PROVIDED DATA:
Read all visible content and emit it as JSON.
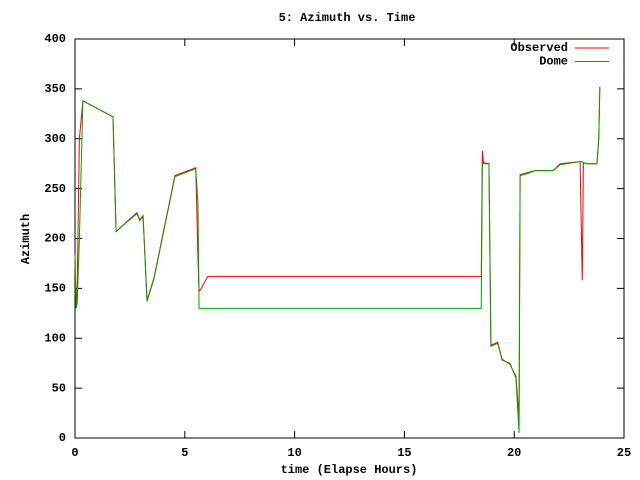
{
  "chart_data": {
    "type": "line",
    "title": "5: Azimuth vs. Time",
    "x_label": "time (Elapse Hours)",
    "y_label": "Azimuth",
    "legend": "top-right",
    "x": [
      0,
      0.05,
      0.1,
      0.2,
      0.36,
      1.73,
      1.87,
      2.82,
      2.95,
      3.1,
      3.28,
      3.6,
      4.55,
      5.5,
      5.6,
      5.65,
      5.75,
      6.05,
      18.45,
      18.5,
      18.55,
      18.6,
      18.85,
      18.94,
      19.25,
      19.45,
      19.8,
      20.08,
      20.22,
      20.27,
      20.6,
      20.95,
      21.77,
      22.1,
      23.0,
      23.1,
      23.15,
      23.3,
      23.77,
      23.85,
      23.9
    ],
    "series": [
      {
        "name": "Observed",
        "color": "#ff0000",
        "values": [
          185,
          132,
          150,
          300,
          338,
          322,
          207,
          226,
          219,
          223,
          138,
          161,
          263,
          271,
          180,
          147,
          150,
          162,
          162,
          162,
          288,
          276,
          275,
          93,
          96,
          79,
          74,
          62,
          20,
          264,
          266,
          268,
          268,
          275,
          277,
          158,
          276,
          275,
          275,
          300,
          352
        ]
      },
      {
        "name": "Dome",
        "color": "#00a000",
        "values": [
          183,
          130,
          135,
          200,
          338,
          322,
          207,
          225,
          218,
          222,
          137,
          160,
          262,
          270,
          235,
          130,
          130,
          130,
          130,
          130,
          275,
          275,
          275,
          92,
          95,
          78,
          75,
          60,
          5,
          263,
          265,
          268,
          268,
          274,
          277,
          277,
          276,
          275,
          275,
          300,
          352
        ]
      }
    ],
    "xlim": [
      0,
      25
    ],
    "xticks": [
      0,
      5,
      10,
      15,
      20,
      25
    ],
    "ylim": [
      0,
      400
    ],
    "yticks": [
      0,
      50,
      100,
      150,
      200,
      250,
      300,
      350,
      400
    ],
    "grid": false
  }
}
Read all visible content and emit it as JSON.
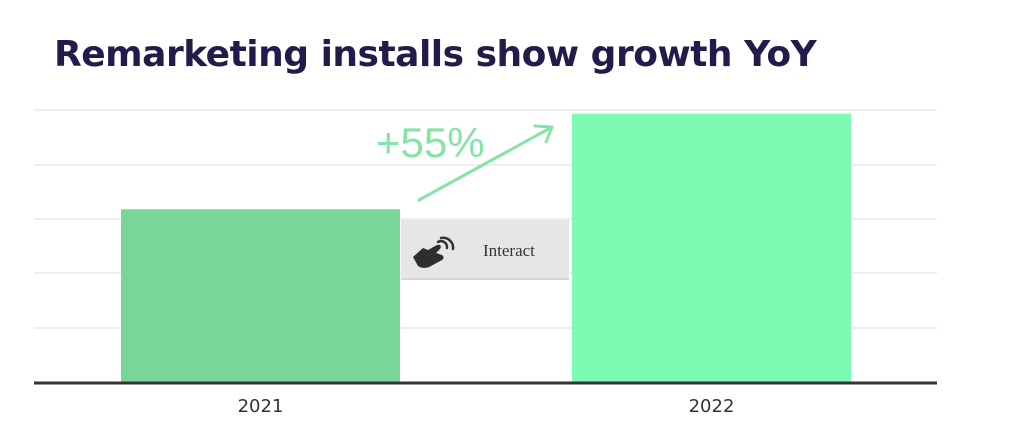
{
  "title": "Remarketing installs show growth YoY",
  "annotation": {
    "growth_label": "+55%",
    "color": "#86e5a6"
  },
  "interact": {
    "label": "Interact",
    "icon": "touch-hand-icon"
  },
  "colors": {
    "bar_2021": "#77d79a",
    "bar_2022": "#7dfab3",
    "grid": "#dddddd",
    "axis": "#333333"
  },
  "chart_data": {
    "type": "bar",
    "categories": [
      "2021",
      "2022"
    ],
    "values": [
      100,
      155
    ],
    "ylim": [
      0,
      160
    ],
    "grid": true,
    "annotations": [
      {
        "text": "+55%",
        "from": "2021",
        "to": "2022"
      }
    ]
  }
}
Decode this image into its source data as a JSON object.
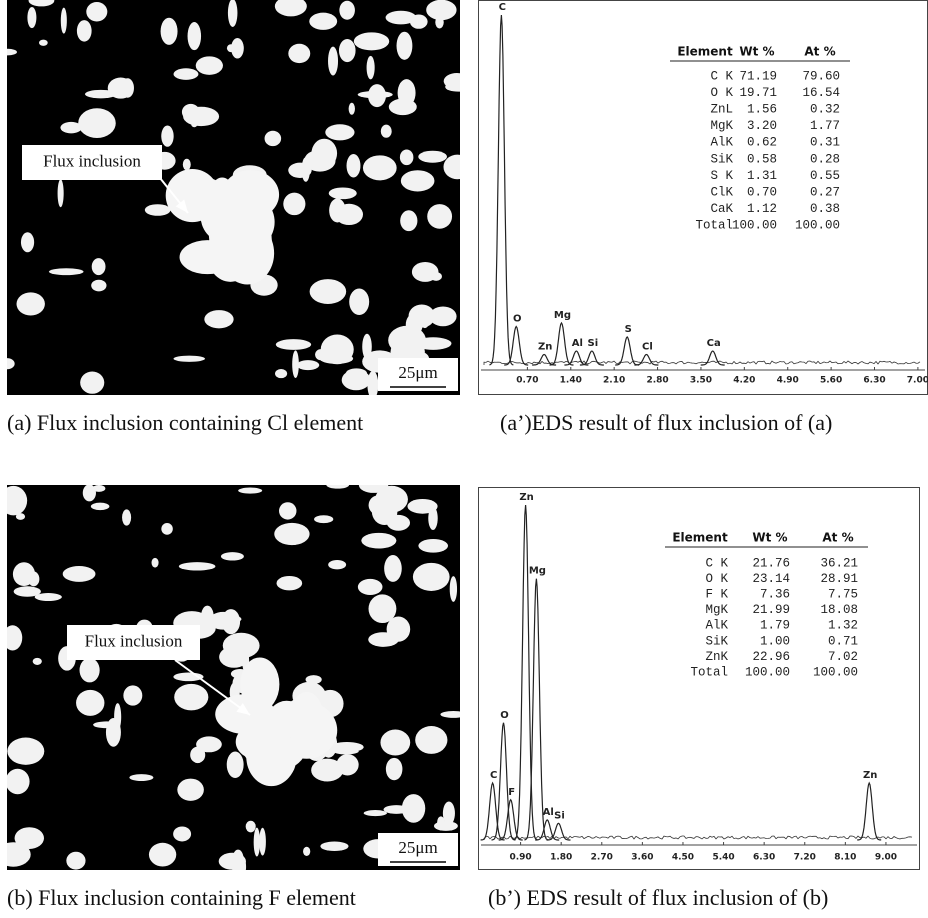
{
  "panels": [
    {
      "type": "micrograph",
      "label": "Flux inclusion",
      "scale_bar": "25μm",
      "caption": "(a)  Flux inclusion containing Cl element"
    },
    {
      "type": "spectrum",
      "xlim": [
        0,
        7.05
      ],
      "xticks": [
        {
          "value": 0.7,
          "label": "0.70"
        },
        {
          "value": 1.4,
          "label": "1.40"
        },
        {
          "value": 2.1,
          "label": "2.10"
        },
        {
          "value": 2.8,
          "label": "2.80"
        },
        {
          "value": 3.5,
          "label": "3.50"
        },
        {
          "value": 4.2,
          "label": "4.20"
        },
        {
          "value": 4.9,
          "label": "4.90"
        },
        {
          "value": 5.6,
          "label": "5.60"
        },
        {
          "value": 6.3,
          "label": "6.30"
        },
        {
          "value": 7,
          "label": "7.00"
        }
      ],
      "peaks": [
        {
          "label": "C",
          "x": 0.28,
          "height": 100
        },
        {
          "label": "O",
          "x": 0.52,
          "height": 11
        },
        {
          "label": "Zn",
          "x": 0.97,
          "height": 3
        },
        {
          "label": "Mg",
          "x": 1.25,
          "height": 12
        },
        {
          "label": "Al",
          "x": 1.49,
          "height": 4
        },
        {
          "label": "Si",
          "x": 1.74,
          "height": 4
        },
        {
          "label": "S",
          "x": 2.31,
          "height": 8
        },
        {
          "label": "Cl",
          "x": 2.62,
          "height": 3
        },
        {
          "label": "Ca",
          "x": 3.69,
          "height": 4
        }
      ],
      "table": {
        "header": [
          "Element",
          "Wt %",
          "At %"
        ],
        "rows": [
          [
            "C K",
            "71.19",
            "79.60"
          ],
          [
            "O K",
            "19.71",
            "16.54"
          ],
          [
            "ZnL",
            "1.56",
            "0.32"
          ],
          [
            "MgK",
            "3.20",
            "1.77"
          ],
          [
            "AlK",
            "0.62",
            "0.31"
          ],
          [
            "SiK",
            "0.58",
            "0.28"
          ],
          [
            "S K",
            "1.31",
            "0.55"
          ],
          [
            "ClK",
            "0.70",
            "0.27"
          ],
          [
            "CaK",
            "1.12",
            "0.38"
          ],
          [
            "Total",
            "100.00",
            "100.00"
          ]
        ]
      },
      "caption": "(a’)EDS result of flux inclusion of (a)"
    },
    {
      "type": "micrograph",
      "label": "Flux inclusion",
      "scale_bar": "25μm",
      "caption": "(b)  Flux inclusion containing F element"
    },
    {
      "type": "spectrum",
      "xlim": [
        0,
        9.6
      ],
      "xticks": [
        {
          "value": 0.9,
          "label": "0.90"
        },
        {
          "value": 1.8,
          "label": "1.80"
        },
        {
          "value": 2.7,
          "label": "2.70"
        },
        {
          "value": 3.6,
          "label": "3.60"
        },
        {
          "value": 4.5,
          "label": "4.50"
        },
        {
          "value": 5.4,
          "label": "5.40"
        },
        {
          "value": 6.3,
          "label": "6.30"
        },
        {
          "value": 7.2,
          "label": "7.20"
        },
        {
          "value": 8.1,
          "label": "8.10"
        },
        {
          "value": 9,
          "label": "9.00"
        }
      ],
      "peaks": [
        {
          "label": "C",
          "x": 0.28,
          "height": 17
        },
        {
          "label": "O",
          "x": 0.52,
          "height": 35
        },
        {
          "label": "F",
          "x": 0.68,
          "height": 12
        },
        {
          "label": "Zn",
          "x": 1.01,
          "height": 100
        },
        {
          "label": "Mg",
          "x": 1.25,
          "height": 78
        },
        {
          "label": "Al",
          "x": 1.49,
          "height": 6
        },
        {
          "label": "Si",
          "x": 1.74,
          "height": 5
        },
        {
          "label": "Zn",
          "x": 8.63,
          "height": 17
        }
      ],
      "table": {
        "header": [
          "Element",
          "Wt %",
          "At %"
        ],
        "rows": [
          [
            "C K",
            "21.76",
            "36.21"
          ],
          [
            "O K",
            "23.14",
            "28.91"
          ],
          [
            "F K",
            "7.36",
            "7.75"
          ],
          [
            "MgK",
            "21.99",
            "18.08"
          ],
          [
            "AlK",
            "1.79",
            "1.32"
          ],
          [
            "SiK",
            "1.00",
            "0.71"
          ],
          [
            "ZnK",
            "22.96",
            "7.02"
          ],
          [
            "Total",
            "100.00",
            "100.00"
          ]
        ]
      },
      "caption": "(b’) EDS result of flux inclusion of (b)"
    }
  ]
}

DIRECTIONS FOR THIS TASK: Give back the entries verbatim. Do not include any picture.

ANSWER TO THE PROBLEM:
Read all visible content and emit it as JSON.
{
  "chart_data": {
    "type": "line",
    "title": "5: Azimuth vs. Time",
    "x_label": "time (Elapse Hours)",
    "y_label": "Azimuth",
    "legend": "top-right",
    "x": [
      0,
      0.05,
      0.1,
      0.2,
      0.36,
      1.73,
      1.87,
      2.82,
      2.95,
      3.1,
      3.28,
      3.6,
      4.55,
      5.5,
      5.6,
      5.65,
      5.75,
      6.05,
      18.45,
      18.5,
      18.55,
      18.6,
      18.85,
      18.94,
      19.25,
      19.45,
      19.8,
      20.08,
      20.22,
      20.27,
      20.6,
      20.95,
      21.77,
      22.1,
      23.0,
      23.1,
      23.15,
      23.3,
      23.77,
      23.85,
      23.9
    ],
    "series": [
      {
        "name": "Observed",
        "color": "#ff0000",
        "values": [
          185,
          132,
          150,
          300,
          338,
          322,
          207,
          226,
          219,
          223,
          138,
          161,
          263,
          271,
          180,
          147,
          150,
          162,
          162,
          162,
          288,
          276,
          275,
          93,
          96,
          79,
          74,
          62,
          20,
          264,
          266,
          268,
          268,
          275,
          277,
          158,
          276,
          275,
          275,
          300,
          352
        ]
      },
      {
        "name": "Dome",
        "color": "#00a000",
        "values": [
          183,
          130,
          135,
          200,
          338,
          322,
          207,
          225,
          218,
          222,
          137,
          160,
          262,
          270,
          235,
          130,
          130,
          130,
          130,
          130,
          275,
          275,
          275,
          92,
          95,
          78,
          75,
          60,
          5,
          263,
          265,
          268,
          268,
          274,
          277,
          277,
          276,
          275,
          275,
          300,
          352
        ]
      }
    ],
    "xlim": [
      0,
      25
    ],
    "xticks": [
      0,
      5,
      10,
      15,
      20,
      25
    ],
    "ylim": [
      0,
      400
    ],
    "yticks": [
      0,
      50,
      100,
      150,
      200,
      250,
      300,
      350,
      400
    ],
    "grid": false
  }
}
Read all visible content and emit it as JSON.
{
  "title": "Remarketing installs show growth YoY",
  "annotation": {
    "growth_label": "+55%",
    "color": "#86e5a6"
  },
  "interact": {
    "label": "Interact",
    "icon": "touch-hand-icon"
  },
  "colors": {
    "bar_2021": "#77d79a",
    "bar_2022": "#7dfab3",
    "grid": "#dddddd",
    "axis": "#333333"
  },
  "chart_data": {
    "type": "bar",
    "categories": [
      "2021",
      "2022"
    ],
    "values": [
      100,
      155
    ],
    "ylim": [
      0,
      160
    ],
    "grid": true,
    "annotations": [
      {
        "text": "+55%",
        "from": "2021",
        "to": "2022"
      }
    ]
  }
}
Decode this image into its source data as a JSON object.
{
  "panels": [
    {
      "type": "micrograph",
      "label": "Flux inclusion",
      "scale_bar": "25μm",
      "caption": "(a)  Flux inclusion containing Cl element"
    },
    {
      "type": "spectrum",
      "xlim": [
        0,
        7.05
      ],
      "xticks": [
        {
          "value": 0.7,
          "label": "0.70"
        },
        {
          "value": 1.4,
          "label": "1.40"
        },
        {
          "value": 2.1,
          "label": "2.10"
        },
        {
          "value": 2.8,
          "label": "2.80"
        },
        {
          "value": 3.5,
          "label": "3.50"
        },
        {
          "value": 4.2,
          "label": "4.20"
        },
        {
          "value": 4.9,
          "label": "4.90"
        },
        {
          "value": 5.6,
          "label": "5.60"
        },
        {
          "value": 6.3,
          "label": "6.30"
        },
        {
          "value": 7,
          "label": "7.00"
        }
      ],
      "peaks": [
        {
          "label": "C",
          "x": 0.28,
          "height": 100
        },
        {
          "label": "O",
          "x": 0.52,
          "height": 11
        },
        {
          "label": "Zn",
          "x": 0.97,
          "height": 3
        },
        {
          "label": "Mg",
          "x": 1.25,
          "height": 12
        },
        {
          "label": "Al",
          "x": 1.49,
          "height": 4
        },
        {
          "label": "Si",
          "x": 1.74,
          "height": 4
        },
        {
          "label": "S",
          "x": 2.31,
          "height": 8
        },
        {
          "label": "Cl",
          "x": 2.62,
          "height": 3
        },
        {
          "label": "Ca",
          "x": 3.69,
          "height": 4
        }
      ],
      "table": {
        "header": [
          "Element",
          "Wt %",
          "At %"
        ],
        "rows": [
          [
            "C K",
            "71.19",
            "79.60"
          ],
          [
            "O K",
            "19.71",
            "16.54"
          ],
          [
            "ZnL",
            "1.56",
            "0.32"
          ],
          [
            "MgK",
            "3.20",
            "1.77"
          ],
          [
            "AlK",
            "0.62",
            "0.31"
          ],
          [
            "SiK",
            "0.58",
            "0.28"
          ],
          [
            "S K",
            "1.31",
            "0.55"
          ],
          [
            "ClK",
            "0.70",
            "0.27"
          ],
          [
            "CaK",
            "1.12",
            "0.38"
          ],
          [
            "Total",
            "100.00",
            "100.00"
          ]
        ]
      },
      "caption": "(a’)EDS result of flux inclusion of (a)"
    },
    {
      "type": "micrograph",
      "label": "Flux inclusion",
      "scale_bar": "25μm",
      "caption": "(b)  Flux inclusion containing F element"
    },
    {
      "type": "spectrum",
      "xlim": [
        0,
        9.6
      ],
      "xticks": [
        {
          "value": 0.9,
          "label": "0.90"
        },
        {
          "value": 1.8,
          "label": "1.80"
        },
        {
          "value": 2.7,
          "label": "2.70"
        },
        {
          "value": 3.6,
          "label": "3.60"
        },
        {
          "value": 4.5,
          "label": "4.50"
        },
        {
          "value": 5.4,
          "label": "5.40"
        },
        {
          "value": 6.3,
          "label": "6.30"
        },
        {
          "value": 7.2,
          "label": "7.20"
        },
        {
          "value": 8.1,
          "label": "8.10"
        },
        {
          "value": 9,
          "label": "9.00"
        }
      ],
      "peaks": [
        {
          "label": "C",
          "x": 0.28,
          "height": 17
        },
        {
          "label": "O",
          "x": 0.52,
          "height": 35
        },
        {
          "label": "F",
          "x": 0.68,
          "height": 12
        },
        {
          "label": "Zn",
          "x": 1.01,
          "height": 100
        },
        {
          "label": "Mg",
          "x": 1.25,
          "height": 78
        },
        {
          "label": "Al",
          "x": 1.49,
          "height": 6
        },
        {
          "label": "Si",
          "x": 1.74,
          "height": 5
        },
        {
          "label": "Zn",
          "x": 8.63,
          "height": 17
        }
      ],
      "table": {
        "header": [
          "Element",
          "Wt %",
          "At %"
        ],
        "rows": [
          [
            "C K",
            "21.76",
            "36.21"
          ],
          [
            "O K",
            "23.14",
            "28.91"
          ],
          [
            "F K",
            "7.36",
            "7.75"
          ],
          [
            "MgK",
            "21.99",
            "18.08"
          ],
          [
            "AlK",
            "1.79",
            "1.32"
          ],
          [
            "SiK",
            "1.00",
            "0.71"
          ],
          [
            "ZnK",
            "22.96",
            "7.02"
          ],
          [
            "Total",
            "100.00",
            "100.00"
          ]
        ]
      },
      "caption": "(b’) EDS result of flux inclusion of (b)"
    }
  ]
}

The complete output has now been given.